#### Exercise
Show every line where "JSON" occurs.

>> begin Entries shown

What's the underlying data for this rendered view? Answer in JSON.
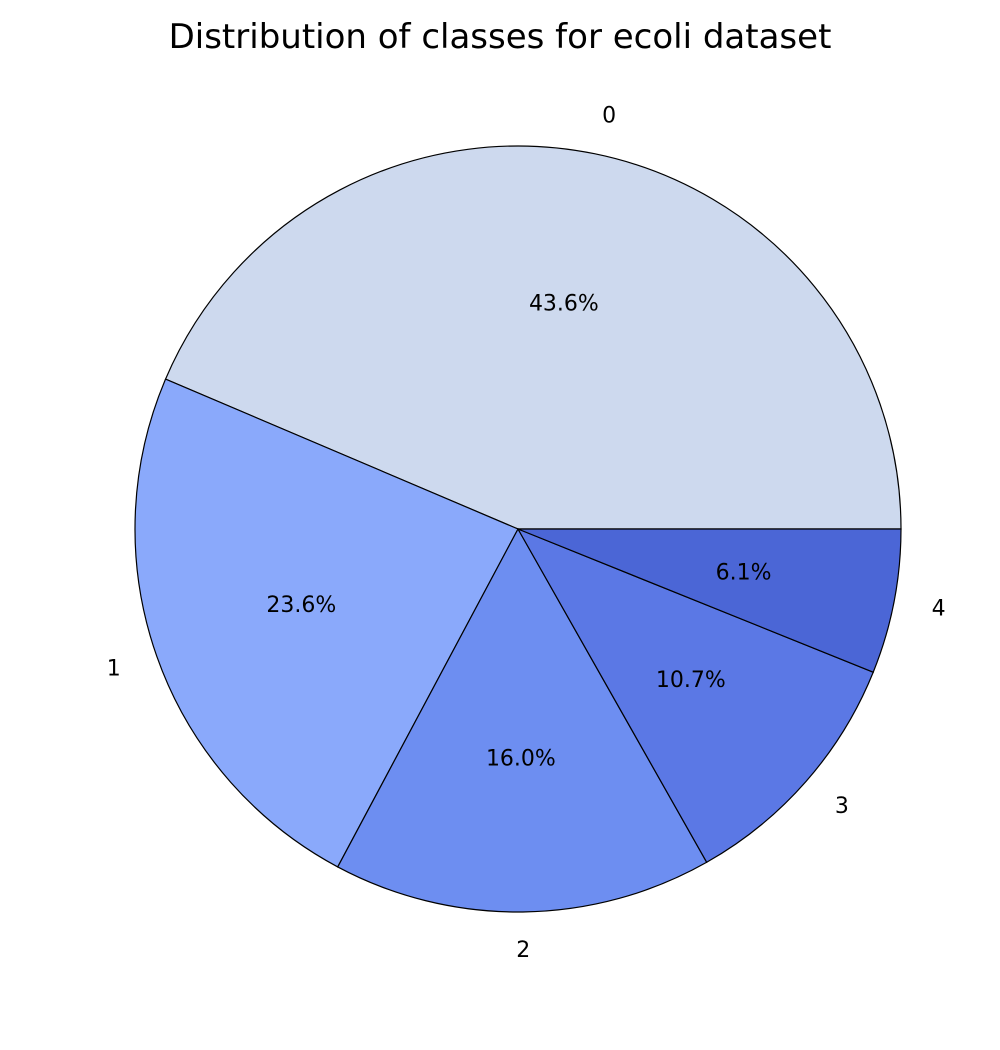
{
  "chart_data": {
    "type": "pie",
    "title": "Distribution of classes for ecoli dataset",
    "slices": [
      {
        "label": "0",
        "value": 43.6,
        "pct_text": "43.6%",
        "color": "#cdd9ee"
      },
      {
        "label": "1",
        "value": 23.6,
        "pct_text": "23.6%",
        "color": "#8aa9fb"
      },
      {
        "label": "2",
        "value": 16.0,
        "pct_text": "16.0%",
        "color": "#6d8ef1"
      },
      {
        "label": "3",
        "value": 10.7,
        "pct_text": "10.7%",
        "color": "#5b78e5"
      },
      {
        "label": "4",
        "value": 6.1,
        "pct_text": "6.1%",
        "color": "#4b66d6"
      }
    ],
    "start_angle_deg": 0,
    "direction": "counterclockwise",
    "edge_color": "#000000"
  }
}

>> end Entries shown
>> begin Entries shown

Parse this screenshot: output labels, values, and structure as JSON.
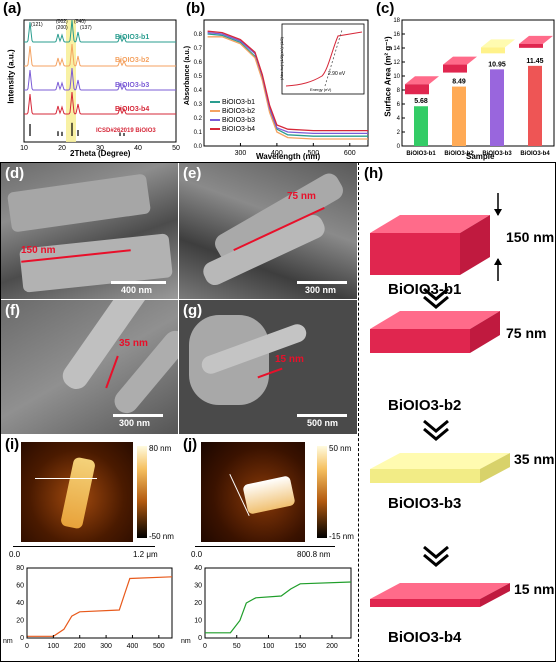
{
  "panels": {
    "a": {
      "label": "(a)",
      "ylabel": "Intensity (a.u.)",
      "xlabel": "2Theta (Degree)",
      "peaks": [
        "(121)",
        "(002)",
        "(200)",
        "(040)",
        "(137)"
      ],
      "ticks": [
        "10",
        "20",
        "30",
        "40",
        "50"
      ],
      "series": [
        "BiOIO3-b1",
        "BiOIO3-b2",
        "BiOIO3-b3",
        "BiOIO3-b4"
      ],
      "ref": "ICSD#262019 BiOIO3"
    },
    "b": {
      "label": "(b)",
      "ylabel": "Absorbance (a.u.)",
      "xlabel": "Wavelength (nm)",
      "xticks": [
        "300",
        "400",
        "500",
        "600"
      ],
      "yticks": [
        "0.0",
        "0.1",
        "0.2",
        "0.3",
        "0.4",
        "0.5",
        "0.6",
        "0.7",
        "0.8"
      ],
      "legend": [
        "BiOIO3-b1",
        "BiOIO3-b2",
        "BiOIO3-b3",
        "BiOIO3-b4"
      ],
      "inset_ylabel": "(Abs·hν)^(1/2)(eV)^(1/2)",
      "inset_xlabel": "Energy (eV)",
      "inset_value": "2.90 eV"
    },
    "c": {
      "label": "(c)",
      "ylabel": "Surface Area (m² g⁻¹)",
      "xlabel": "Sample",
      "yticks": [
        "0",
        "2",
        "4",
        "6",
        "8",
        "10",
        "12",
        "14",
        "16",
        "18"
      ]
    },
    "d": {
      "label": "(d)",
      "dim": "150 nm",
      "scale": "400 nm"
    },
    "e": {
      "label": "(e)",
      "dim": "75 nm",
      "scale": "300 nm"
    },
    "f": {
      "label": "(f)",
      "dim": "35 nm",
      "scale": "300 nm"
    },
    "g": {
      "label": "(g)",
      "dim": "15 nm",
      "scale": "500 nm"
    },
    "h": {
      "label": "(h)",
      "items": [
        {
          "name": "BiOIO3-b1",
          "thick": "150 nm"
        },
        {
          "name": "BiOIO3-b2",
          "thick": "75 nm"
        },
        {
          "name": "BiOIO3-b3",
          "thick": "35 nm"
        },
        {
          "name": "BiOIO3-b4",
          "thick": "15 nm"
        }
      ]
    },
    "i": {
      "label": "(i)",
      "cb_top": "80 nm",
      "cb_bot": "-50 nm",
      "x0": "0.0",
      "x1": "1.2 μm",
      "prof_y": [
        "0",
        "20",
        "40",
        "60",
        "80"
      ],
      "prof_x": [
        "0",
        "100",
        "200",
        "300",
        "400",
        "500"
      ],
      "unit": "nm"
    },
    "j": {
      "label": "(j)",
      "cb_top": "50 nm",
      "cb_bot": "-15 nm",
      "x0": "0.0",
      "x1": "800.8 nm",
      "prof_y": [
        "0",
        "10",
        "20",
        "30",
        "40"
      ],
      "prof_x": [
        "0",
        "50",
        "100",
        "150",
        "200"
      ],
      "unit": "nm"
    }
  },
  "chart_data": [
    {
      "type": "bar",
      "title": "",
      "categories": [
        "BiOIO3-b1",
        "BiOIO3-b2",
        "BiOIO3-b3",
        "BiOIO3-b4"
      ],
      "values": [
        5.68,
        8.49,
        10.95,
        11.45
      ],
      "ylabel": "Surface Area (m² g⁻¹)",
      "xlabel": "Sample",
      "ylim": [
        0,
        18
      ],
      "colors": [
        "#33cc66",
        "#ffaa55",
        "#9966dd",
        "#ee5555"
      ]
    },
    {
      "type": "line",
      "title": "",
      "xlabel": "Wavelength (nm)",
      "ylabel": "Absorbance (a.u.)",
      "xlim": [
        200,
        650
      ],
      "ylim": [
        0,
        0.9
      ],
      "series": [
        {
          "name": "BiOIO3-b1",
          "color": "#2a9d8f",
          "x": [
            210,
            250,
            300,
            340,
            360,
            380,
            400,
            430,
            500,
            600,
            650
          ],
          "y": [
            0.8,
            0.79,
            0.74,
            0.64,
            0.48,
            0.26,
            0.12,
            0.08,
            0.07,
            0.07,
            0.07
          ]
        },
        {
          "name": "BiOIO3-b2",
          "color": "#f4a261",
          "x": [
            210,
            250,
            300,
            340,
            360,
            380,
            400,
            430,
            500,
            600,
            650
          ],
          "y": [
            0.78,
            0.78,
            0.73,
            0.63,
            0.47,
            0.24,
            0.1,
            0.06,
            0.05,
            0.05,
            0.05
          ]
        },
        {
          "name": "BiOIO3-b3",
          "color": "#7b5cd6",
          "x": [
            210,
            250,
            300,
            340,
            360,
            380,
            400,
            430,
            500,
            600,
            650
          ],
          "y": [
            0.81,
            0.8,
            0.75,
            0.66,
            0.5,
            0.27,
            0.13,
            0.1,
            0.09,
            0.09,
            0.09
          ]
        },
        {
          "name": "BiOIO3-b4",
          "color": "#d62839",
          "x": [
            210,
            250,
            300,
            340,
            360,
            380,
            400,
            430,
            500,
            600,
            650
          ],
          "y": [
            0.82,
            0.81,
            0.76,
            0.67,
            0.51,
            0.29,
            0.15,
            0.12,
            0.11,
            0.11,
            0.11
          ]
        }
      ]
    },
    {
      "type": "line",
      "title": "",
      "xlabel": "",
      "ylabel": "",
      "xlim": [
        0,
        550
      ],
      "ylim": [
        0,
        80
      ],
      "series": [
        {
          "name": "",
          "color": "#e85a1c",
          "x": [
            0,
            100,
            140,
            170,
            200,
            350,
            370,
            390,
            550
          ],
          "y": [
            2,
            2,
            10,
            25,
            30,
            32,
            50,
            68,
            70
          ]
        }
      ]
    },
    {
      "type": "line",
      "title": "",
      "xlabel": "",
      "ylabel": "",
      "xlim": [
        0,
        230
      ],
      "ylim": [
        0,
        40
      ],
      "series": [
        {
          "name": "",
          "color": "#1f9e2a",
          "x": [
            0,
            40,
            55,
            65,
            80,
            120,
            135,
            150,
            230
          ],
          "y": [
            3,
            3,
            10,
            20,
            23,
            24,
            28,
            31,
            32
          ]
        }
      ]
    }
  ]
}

>> end Entries shown

#### Response for this exercise
What's the underlying data for this rendered view? Answer in JSON.
Parse this screenshot: output labels, values, and structure as JSON.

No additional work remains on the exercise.